**Document passage**
About the book
“Nobody wants to work at an old-fashioned company. Nobody wants to buy products from an old-fashioned company. And nobody wants to invest in an old-fashioned company” (Jeff Immelt / General Electric).
The ambition of the book is to create a system that helps companies to create long-term growth and flexibility.
Second ambition is to teach that entrepreneurship is not only for entrepreneurs.
Make a Leap!
What are the key learnings?
The key learning of the book is:
A. How to use The Startup Way as an organizational capability for continuous transformation.
B. Innovation Accounting as a tool to understand the commercial potential of business development..
The ultimate goal is “to enable the entire organization to function as a portfolio of startups” and the new way of working becomes the culture. Driving forces can be crisis of any sort or new strategy or hyper-growth.
Lean Startup Method
In a nutshell the tool is the Lean Startup method. And the Lean Startup method is all about vision and how to find the fastest way on realizing the vision:
1) Leap of Faith Assumptions (LOFA) are “the beliefs what must be true in order for the startup to succeed.
2) Minimum Viable Products (MVP) are experiments where you test the assumptions “as quickly and as inexpensively as possible”. What people actually want?
3) Validate Learning and think like a scientist. Follow the 3A rule:
o Actionable (clear cause and effect).
o Accessible (share the data).
o Auditable (data must be credible).
4) Build-Measure-Learn feedback loop is the tool. Take the learning from the experiments and start the loop again. Like in Growth Hacking?
5) Cadence-Pivot-Persevere means that you should at least every six (6) weeks:
o Regularly meet to learn from the experiments by asking questions.
§ What did you learn? How do you know it?
o Make change in the strategy according the learnings.
o Pivot or stay on course. Famous pivot stories: PayPal went from Palm Pilots to web-based version and Netflix moved from DVDs to streaming.
These are the topics on building a corporate version of the Lean Startup
A) MVP
o How to use MVPs (minimum viable products) in corporate environments.
B) Small Teams
It’s all about teams and small teams beat big teams:
o Small teams have the bond and the communication in is intense due to the proximity.
o Small teams are like hunting parties, desperately seeking for product/market fit.
C) Pivot
a. “A change in strategy without a change in vision” and “without a vision you cannot pivot”.
D) Scarcity
a. No extra time, no extra money, no extra people. Corporate death is around the corner.
E) You have to focus.
a. A true customer problem is the very first thing a team focuses on.
F) Financializing learning.
a. “Equity ownership is not a cash bonus. It’s a measurement of what the startup has learned about far future profits. Equity ownership is the least distortionary set of incentives”
Accountability is the foundation of management:
1) Accountability
a. “The systems, rewards and incentives drive employees’ behaviour and focus their attention”.

**Directive a**
Print the lines of the records that run from the line containing "page-subtitle: COMMODITY INFORMATION: [280, 94, 508, 113]" through the line containing "plus-icon: +: [478, 189, 497, 214]", including both of those lines.
The book summary and the records have no connection to each other.

**Supplied data**

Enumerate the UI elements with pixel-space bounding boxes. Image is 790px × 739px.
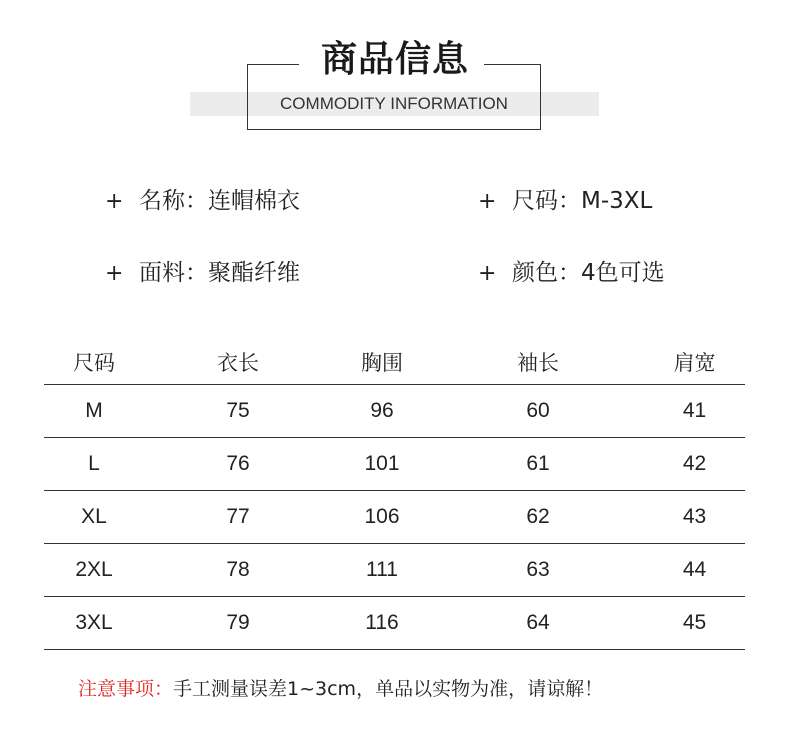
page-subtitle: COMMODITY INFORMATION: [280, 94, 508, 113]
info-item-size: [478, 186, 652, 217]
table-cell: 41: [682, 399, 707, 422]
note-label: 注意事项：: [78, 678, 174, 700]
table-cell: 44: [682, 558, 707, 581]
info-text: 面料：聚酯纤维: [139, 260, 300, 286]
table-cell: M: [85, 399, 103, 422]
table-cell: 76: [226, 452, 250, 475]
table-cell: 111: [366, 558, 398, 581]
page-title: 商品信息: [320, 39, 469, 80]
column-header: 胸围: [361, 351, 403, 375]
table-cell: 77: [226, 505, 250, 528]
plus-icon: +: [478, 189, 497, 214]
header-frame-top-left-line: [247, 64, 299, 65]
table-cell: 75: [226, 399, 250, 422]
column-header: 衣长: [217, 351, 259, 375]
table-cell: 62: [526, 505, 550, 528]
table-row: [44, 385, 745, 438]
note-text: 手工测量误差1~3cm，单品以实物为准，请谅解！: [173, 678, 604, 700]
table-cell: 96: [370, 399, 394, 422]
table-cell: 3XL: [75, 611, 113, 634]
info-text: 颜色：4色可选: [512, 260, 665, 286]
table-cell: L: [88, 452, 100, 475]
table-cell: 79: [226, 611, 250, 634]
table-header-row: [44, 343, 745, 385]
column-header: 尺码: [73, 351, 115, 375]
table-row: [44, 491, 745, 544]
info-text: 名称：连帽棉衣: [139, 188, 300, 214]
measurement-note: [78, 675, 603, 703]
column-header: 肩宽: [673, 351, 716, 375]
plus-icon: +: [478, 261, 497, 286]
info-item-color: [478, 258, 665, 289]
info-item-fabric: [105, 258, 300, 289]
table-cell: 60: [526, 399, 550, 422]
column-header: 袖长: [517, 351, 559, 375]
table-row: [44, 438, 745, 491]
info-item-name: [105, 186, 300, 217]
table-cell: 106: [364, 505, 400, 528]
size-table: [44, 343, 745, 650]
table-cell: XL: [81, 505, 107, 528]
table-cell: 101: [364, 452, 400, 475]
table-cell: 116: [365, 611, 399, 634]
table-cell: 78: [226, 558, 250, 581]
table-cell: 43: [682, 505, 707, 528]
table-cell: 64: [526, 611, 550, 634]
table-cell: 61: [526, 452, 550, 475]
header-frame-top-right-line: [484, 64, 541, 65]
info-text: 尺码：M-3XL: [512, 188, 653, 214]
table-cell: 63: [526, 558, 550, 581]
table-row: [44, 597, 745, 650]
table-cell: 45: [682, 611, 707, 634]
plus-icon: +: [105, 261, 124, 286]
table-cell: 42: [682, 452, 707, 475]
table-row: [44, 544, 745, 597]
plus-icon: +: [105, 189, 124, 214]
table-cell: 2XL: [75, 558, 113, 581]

---

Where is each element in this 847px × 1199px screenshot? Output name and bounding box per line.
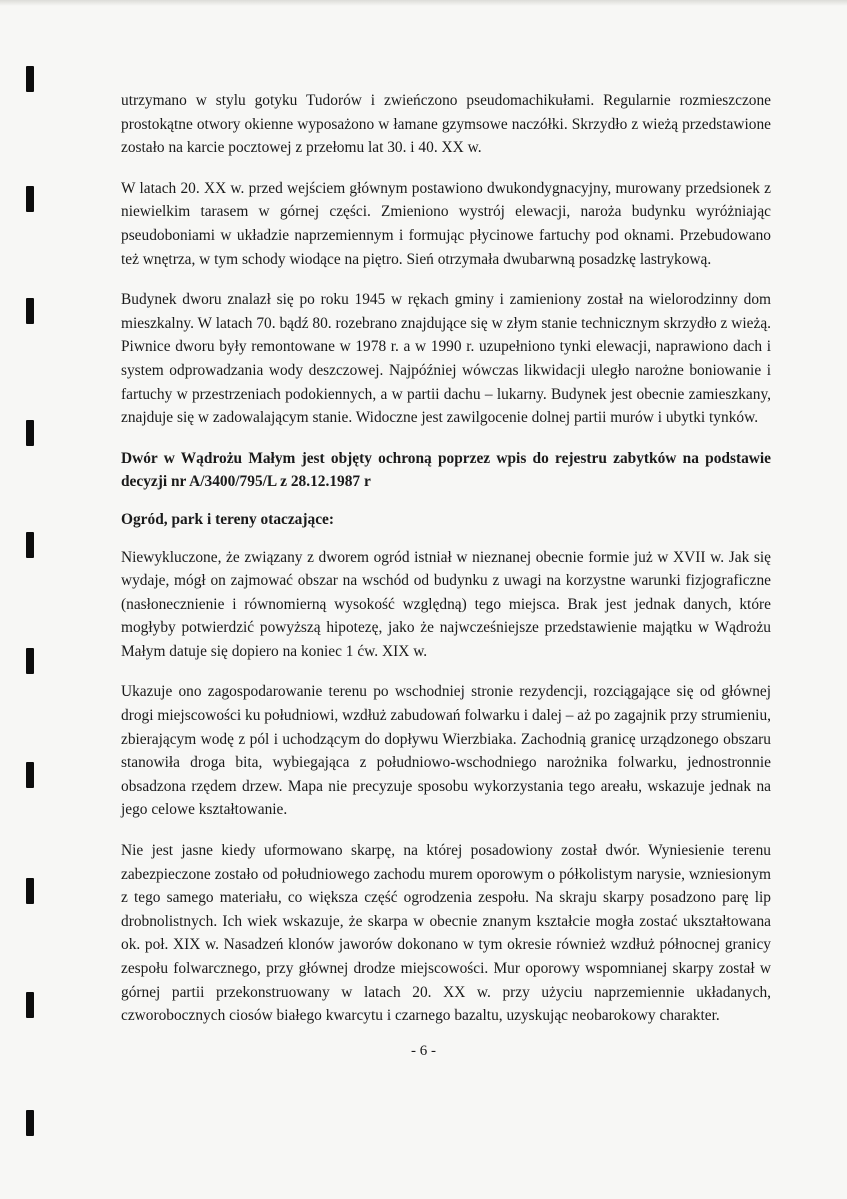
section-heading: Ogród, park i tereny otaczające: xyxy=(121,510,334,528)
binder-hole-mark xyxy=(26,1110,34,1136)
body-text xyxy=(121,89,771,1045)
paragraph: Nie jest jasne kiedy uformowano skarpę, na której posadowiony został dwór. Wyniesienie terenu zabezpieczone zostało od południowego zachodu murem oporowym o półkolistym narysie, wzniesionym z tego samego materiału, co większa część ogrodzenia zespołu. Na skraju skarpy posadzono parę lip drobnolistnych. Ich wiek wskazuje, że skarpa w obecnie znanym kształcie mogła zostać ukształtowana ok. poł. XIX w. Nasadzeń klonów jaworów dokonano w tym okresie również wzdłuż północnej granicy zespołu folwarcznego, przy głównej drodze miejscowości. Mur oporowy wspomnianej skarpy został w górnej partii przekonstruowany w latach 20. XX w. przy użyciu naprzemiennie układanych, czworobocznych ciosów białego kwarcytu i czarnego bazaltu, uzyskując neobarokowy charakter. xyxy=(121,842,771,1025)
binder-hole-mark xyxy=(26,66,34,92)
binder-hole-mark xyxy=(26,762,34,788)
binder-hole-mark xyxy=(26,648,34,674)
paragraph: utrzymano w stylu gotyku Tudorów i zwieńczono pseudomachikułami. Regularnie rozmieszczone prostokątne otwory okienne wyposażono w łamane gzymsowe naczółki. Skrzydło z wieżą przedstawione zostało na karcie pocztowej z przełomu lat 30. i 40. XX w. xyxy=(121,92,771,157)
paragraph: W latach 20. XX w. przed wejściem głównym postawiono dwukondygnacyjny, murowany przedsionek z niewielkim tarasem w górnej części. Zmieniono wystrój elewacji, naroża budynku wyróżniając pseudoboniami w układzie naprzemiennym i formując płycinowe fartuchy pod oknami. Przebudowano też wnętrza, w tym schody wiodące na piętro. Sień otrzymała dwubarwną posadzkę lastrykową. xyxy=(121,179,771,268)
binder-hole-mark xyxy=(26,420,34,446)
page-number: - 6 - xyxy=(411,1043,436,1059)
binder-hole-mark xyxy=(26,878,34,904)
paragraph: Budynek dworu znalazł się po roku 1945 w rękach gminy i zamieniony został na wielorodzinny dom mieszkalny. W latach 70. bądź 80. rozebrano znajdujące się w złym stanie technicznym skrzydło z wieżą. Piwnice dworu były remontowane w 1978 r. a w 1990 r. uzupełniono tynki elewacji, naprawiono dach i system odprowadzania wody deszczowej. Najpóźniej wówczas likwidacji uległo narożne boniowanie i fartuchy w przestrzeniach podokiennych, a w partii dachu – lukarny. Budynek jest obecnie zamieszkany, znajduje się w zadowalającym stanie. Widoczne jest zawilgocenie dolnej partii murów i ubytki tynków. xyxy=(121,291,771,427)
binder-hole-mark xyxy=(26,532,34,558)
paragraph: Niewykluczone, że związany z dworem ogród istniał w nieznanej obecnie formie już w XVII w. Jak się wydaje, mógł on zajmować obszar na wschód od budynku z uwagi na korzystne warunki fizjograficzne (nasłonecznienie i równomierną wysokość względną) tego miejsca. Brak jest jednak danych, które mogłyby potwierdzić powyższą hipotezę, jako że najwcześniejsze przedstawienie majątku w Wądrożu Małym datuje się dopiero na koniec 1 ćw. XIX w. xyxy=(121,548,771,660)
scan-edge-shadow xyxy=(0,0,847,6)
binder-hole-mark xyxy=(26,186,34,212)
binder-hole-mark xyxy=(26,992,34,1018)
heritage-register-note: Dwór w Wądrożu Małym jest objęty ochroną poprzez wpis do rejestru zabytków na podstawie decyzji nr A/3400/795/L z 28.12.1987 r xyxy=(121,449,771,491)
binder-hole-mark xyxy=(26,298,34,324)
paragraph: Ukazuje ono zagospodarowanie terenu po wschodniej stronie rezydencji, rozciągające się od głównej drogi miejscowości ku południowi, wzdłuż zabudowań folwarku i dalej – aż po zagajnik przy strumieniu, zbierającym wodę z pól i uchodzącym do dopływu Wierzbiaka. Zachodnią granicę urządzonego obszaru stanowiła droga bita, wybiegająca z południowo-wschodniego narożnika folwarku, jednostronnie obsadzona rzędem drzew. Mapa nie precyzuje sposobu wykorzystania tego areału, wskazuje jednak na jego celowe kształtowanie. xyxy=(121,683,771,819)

**Directive b**
In the book summary, rewrite the part that opens with the words containing "3) Validate Learning" and closes with "in corporate environments.", changing "feedback loop" to "iteration cycle".

**Correct answer a**
page-subtitle: COMMODITY INFORMATION: [280, 94, 508, 113]
info-item-size: [478, 186, 652, 217]
table-cell: 41: [682, 399, 707, 422]
note-label: 注意事项：: [78, 678, 174, 700]
table-cell: 44: [682, 558, 707, 581]
info-text: 面料：聚酯纤维: [139, 260, 300, 286]
table-cell: M: [85, 399, 103, 422]
table-cell: 76: [226, 452, 250, 475]
table-cell: 111: [366, 558, 398, 581]
page-title: 商品信息: [320, 39, 469, 80]
column-header: 胸围: [361, 351, 403, 375]
table-cell: 77: [226, 505, 250, 528]
plus-icon: +: [478, 189, 497, 214]

**Correct answer b**
3) Validate Learning and think like a scientist. Follow the 3A rule:
o Actionable (clear cause and effect).
o Accessible (share the data).
o Auditable (data must be credible).
4) Build-Measure-Learn iteration cycle is the tool. Take the learning from the experiments and start the loop again. Like in Growth Hacking?
5) Cadence-Pivot-Persevere means that you should at least every six (6) weeks:
o Regularly meet to learn from the experiments by asking questions.
§ What did you learn? How do you know it?
o Make change in the strategy according the learnings.
o Pivot or stay on course. Famous pivot stories: PayPal went from Palm Pilots to web-based version and Netflix moved from DVDs to streaming.
These are the topics on building a corporate version of the Lean Startup
A) MVP
o How to use MVPs (minimum viable products) in corporate environments.